Exercise goal:
Look for the word "whitewater" in the entries below, then copy every line that has it.

-------- Records provided --------

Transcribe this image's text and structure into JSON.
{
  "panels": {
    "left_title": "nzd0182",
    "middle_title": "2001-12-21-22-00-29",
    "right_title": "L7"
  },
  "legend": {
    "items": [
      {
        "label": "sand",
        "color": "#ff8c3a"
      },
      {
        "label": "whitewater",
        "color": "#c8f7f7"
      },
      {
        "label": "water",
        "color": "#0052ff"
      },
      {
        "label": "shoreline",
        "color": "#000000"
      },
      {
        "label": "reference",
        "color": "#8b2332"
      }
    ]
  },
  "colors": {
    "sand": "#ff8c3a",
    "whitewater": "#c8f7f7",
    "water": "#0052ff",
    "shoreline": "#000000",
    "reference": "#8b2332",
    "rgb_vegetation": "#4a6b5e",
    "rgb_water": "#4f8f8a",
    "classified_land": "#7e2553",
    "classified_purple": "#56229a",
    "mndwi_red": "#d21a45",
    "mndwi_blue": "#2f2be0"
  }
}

--------

Written response:
        "label": "whitewater",
    "whitewater": "#c8f7f7",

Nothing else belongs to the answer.